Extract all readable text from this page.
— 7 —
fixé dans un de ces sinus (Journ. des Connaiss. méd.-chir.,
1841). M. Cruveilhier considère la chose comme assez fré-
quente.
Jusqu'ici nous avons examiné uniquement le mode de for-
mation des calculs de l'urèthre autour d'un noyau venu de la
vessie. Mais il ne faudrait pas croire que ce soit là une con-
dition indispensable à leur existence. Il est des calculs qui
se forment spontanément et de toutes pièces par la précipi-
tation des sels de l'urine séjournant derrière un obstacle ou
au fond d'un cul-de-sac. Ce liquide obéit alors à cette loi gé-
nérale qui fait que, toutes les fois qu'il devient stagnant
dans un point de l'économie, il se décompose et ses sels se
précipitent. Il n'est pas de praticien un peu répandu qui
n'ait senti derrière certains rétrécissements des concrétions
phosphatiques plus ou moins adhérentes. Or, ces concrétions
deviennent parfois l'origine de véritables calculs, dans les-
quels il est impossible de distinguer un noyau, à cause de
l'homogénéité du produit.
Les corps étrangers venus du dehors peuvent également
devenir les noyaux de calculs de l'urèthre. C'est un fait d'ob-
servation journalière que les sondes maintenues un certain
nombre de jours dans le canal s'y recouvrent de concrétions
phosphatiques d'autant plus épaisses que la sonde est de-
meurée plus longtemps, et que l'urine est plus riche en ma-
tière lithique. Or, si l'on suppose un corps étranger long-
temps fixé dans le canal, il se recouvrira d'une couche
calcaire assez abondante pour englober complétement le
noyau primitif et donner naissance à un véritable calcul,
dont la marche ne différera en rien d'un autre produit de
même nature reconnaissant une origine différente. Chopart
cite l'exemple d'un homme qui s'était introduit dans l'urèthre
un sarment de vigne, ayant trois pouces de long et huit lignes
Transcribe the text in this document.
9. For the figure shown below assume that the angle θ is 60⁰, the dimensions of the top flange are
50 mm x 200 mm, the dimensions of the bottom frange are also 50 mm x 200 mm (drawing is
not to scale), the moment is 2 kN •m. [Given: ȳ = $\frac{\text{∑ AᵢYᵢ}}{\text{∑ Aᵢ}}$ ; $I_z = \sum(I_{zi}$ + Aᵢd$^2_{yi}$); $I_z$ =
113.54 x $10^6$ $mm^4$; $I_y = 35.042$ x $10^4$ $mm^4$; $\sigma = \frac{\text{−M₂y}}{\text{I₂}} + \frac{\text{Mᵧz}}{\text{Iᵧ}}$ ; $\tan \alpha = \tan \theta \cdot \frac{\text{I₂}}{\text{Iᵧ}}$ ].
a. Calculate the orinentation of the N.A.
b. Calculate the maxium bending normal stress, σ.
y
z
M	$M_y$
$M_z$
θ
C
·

........

Copy the material above back out, exactly as written.

■ Answer to the problem ■
Extract all readable text from this page.
— 7 —
fixé dans un de ces sinus (Journ. des Connaiss. méd.-chir.,
1841). M. Cruveilhier considère la chose comme assez fré-
quente.
Jusqu'ici nous avons examiné uniquement le mode de for-
mation des calculs de l'urèthre autour d'un noyau venu de la
vessie. Mais il ne faudrait pas croire que ce soit là une con-
dition indispensable à leur existence. Il est des calculs qui
se forment spontanément et de toutes pièces par la précipi-
tation des sels de l'urine séjournant derrière un obstacle ou
au fond d'un cul-de-sac. Ce liquide obéit alors à cette loi gé-
nérale qui fait que, toutes les fois qu'il devient stagnant
dans un point de l'économie, il se décompose et ses sels se
précipitent. Il n'est pas de praticien un peu répandu qui
n'ait senti derrière certains rétrécissements des concrétions
phosphatiques plus ou moins adhérentes. Or, ces concrétions
deviennent parfois l'origine de véritables calculs, dans les-
quels il est impossible de distinguer un noyau, à cause de
l'homogénéité du produit.
Les corps étrangers venus du dehors peuvent également
devenir les noyaux de calculs de l'urèthre. C'est un fait d'ob-
servation journalière que les sondes maintenues un certain
nombre de jours dans le canal s'y recouvrent de concrétions
phosphatiques d'autant plus épaisses que la sonde est de-
meurée plus longtemps, et que l'urine est plus riche en ma-
tière lithique. Or, si l'on suppose un corps étranger long-
temps fixé dans le canal, il se recouvrira d'une couche
calcaire assez abondante pour englober complétement le
noyau primitif et donner naissance à un véritable calcul,
dont la marche ne différera en rien d'un autre produit de
même nature reconnaissant une origine différente. Chopart
cite l'exemple d'un homme qui s'était introduit dans l'urèthre
un sarment de vigne, ayant trois pouces de long et huit lignes
Transcribe the text in this document.
9. For the figure shown below assume that the angle θ is 60⁰, the dimensions of the top flange are
50 mm x 200 mm, the dimensions of the bottom frange are also 50 mm x 200 mm (drawing is
not to scale), the moment is 2 kN •m. [Given: ȳ = $\frac{\text{∑ AᵢYᵢ}}{\text{∑ Aᵢ}}$ ; $I_z = \sum(I_{zi}$ + Aᵢd$^2_{yi}$); $I_z$ =
113.54 x $10^6$ $mm^4$; $I_y = 35.042$ x $10^4$ $mm^4$; $\sigma = \frac{\text{−M₂y}}{\text{I₂}} + \frac{\text{Mᵧz}}{\text{Iᵧ}}$ ; $\tan \alpha = \tan \theta \cdot \frac{\text{I₂}}{\text{Iᵧ}}$ ].
a. Calculate the orinentation of the N.A.
b. Calculate the maxium bending normal stress, σ.
y
z
M	$M_y$
$M_z$
θ
C
·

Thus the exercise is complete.